ROWS start

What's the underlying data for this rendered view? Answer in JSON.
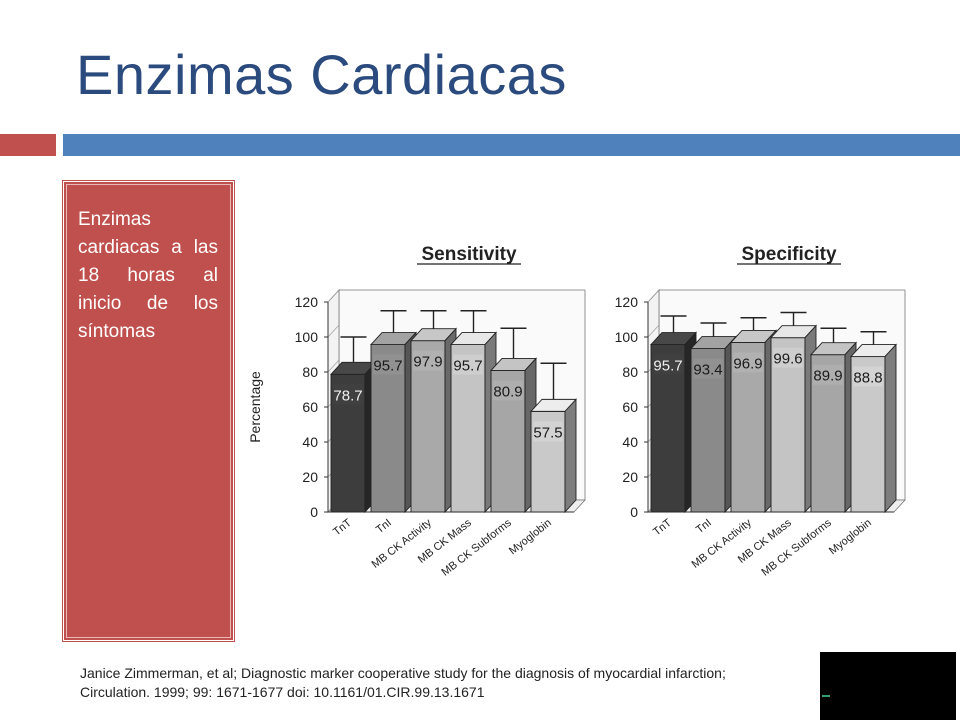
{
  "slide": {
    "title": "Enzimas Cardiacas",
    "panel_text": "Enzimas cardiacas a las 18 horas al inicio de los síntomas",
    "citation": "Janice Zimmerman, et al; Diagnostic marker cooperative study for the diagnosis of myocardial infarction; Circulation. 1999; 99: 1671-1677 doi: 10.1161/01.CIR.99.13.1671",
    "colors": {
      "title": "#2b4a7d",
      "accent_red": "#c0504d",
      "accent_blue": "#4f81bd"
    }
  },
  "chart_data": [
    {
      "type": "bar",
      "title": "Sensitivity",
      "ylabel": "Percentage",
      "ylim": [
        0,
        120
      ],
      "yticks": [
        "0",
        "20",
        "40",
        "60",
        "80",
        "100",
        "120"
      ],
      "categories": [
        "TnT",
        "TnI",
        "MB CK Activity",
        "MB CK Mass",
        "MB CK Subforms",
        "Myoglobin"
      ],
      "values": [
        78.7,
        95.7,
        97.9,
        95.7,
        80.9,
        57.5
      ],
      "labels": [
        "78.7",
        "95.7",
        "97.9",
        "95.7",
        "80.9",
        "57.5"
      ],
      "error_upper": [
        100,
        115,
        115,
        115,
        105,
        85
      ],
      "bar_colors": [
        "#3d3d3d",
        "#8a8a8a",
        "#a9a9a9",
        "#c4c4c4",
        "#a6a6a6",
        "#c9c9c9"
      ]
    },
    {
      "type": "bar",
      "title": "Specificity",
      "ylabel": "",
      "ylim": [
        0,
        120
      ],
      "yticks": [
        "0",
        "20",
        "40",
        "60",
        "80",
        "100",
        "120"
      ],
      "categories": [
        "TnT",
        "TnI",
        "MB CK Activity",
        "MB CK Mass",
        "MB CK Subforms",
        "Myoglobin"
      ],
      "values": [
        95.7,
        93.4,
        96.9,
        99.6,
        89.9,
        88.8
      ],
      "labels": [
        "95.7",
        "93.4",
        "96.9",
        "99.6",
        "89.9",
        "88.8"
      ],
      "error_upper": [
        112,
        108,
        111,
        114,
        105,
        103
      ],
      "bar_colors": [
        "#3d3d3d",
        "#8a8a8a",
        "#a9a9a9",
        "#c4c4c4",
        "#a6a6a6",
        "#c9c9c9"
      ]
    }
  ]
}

ROWS end

▶ PROBLEM TO WORK ON: Retype the entries word for word. Omit any images.

▶ ANSWER TO THIS PROBLEM:
What's the underlying data for this rendered view? Answer in JSON.
{
  "slide": {
    "title": "Enzimas Cardiacas",
    "panel_text": "Enzimas cardiacas a las 18 horas al inicio de los síntomas",
    "citation": "Janice Zimmerman, et al; Diagnostic marker cooperative study for the diagnosis of myocardial infarction; Circulation. 1999; 99: 1671-1677 doi: 10.1161/01.CIR.99.13.1671",
    "colors": {
      "title": "#2b4a7d",
      "accent_red": "#c0504d",
      "accent_blue": "#4f81bd"
    }
  },
  "chart_data": [
    {
      "type": "bar",
      "title": "Sensitivity",
      "ylabel": "Percentage",
      "ylim": [
        0,
        120
      ],
      "yticks": [
        "0",
        "20",
        "40",
        "60",
        "80",
        "100",
        "120"
      ],
      "categories": [
        "TnT",
        "TnI",
        "MB CK Activity",
        "MB CK Mass",
        "MB CK Subforms",
        "Myoglobin"
      ],
      "values": [
        78.7,
        95.7,
        97.9,
        95.7,
        80.9,
        57.5
      ],
      "labels": [
        "78.7",
        "95.7",
        "97.9",
        "95.7",
        "80.9",
        "57.5"
      ],
      "error_upper": [
        100,
        115,
        115,
        115,
        105,
        85
      ],
      "bar_colors": [
        "#3d3d3d",
        "#8a8a8a",
        "#a9a9a9",
        "#c4c4c4",
        "#a6a6a6",
        "#c9c9c9"
      ]
    },
    {
      "type": "bar",
      "title": "Specificity",
      "ylabel": "",
      "ylim": [
        0,
        120
      ],
      "yticks": [
        "0",
        "20",
        "40",
        "60",
        "80",
        "100",
        "120"
      ],
      "categories": [
        "TnT",
        "TnI",
        "MB CK Activity",
        "MB CK Mass",
        "MB CK Subforms",
        "Myoglobin"
      ],
      "values": [
        95.7,
        93.4,
        96.9,
        99.6,
        89.9,
        88.8
      ],
      "labels": [
        "95.7",
        "93.4",
        "96.9",
        "99.6",
        "89.9",
        "88.8"
      ],
      "error_upper": [
        112,
        108,
        111,
        114,
        105,
        103
      ],
      "bar_colors": [
        "#3d3d3d",
        "#8a8a8a",
        "#a9a9a9",
        "#c4c4c4",
        "#a6a6a6",
        "#c9c9c9"
      ]
    }
  ]
}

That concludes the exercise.